• _GIVEN PROBLEM_
Reproduce all of the data word for word.

• _INPUT FOR THIS TASK_
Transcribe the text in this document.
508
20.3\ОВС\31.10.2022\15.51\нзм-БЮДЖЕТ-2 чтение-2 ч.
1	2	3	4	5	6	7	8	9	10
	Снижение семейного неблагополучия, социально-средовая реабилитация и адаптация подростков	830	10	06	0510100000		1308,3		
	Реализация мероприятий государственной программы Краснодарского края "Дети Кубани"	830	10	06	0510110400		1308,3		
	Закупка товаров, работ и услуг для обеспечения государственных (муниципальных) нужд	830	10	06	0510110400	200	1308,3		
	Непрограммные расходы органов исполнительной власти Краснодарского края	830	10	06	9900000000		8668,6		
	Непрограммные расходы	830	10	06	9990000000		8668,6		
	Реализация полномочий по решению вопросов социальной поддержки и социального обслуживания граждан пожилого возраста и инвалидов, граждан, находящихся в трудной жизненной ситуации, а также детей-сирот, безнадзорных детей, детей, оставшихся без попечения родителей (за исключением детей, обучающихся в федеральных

• _TASK OUTPUT_
Transcribe the text in this document.
508
20.3\ОВС\31.10.2022\15.51\нзм-БЮДЖЕТ-2 чтение-2 ч.
1	2	3	4	5	6	7	8	9	10
	Снижение семейного неблагополучия, социально-средовая реабилитация и адаптация подростков	830	10	06	0510100000		1308,3		
	Реализация мероприятий государственной программы Краснодарского края "Дети Кубани"	830	10	06	0510110400		1308,3		
	Закупка товаров, работ и услуг для обеспечения государственных (муниципальных) нужд	830	10	06	0510110400	200	1308,3		
	Непрограммные расходы органов исполнительной власти Краснодарского края	830	10	06	9900000000		8668,6		
	Непрограммные расходы	830	10	06	9990000000		8668,6		
	Реализация полномочий по решению вопросов социальной поддержки и социального обслуживания граждан пожилого возраста и инвалидов, граждан, находящихся в трудной жизненной ситуации, а также детей-сирот, безнадзорных детей, детей, оставшихся без попечения родителей (за исключением детей, обучающихся в федеральных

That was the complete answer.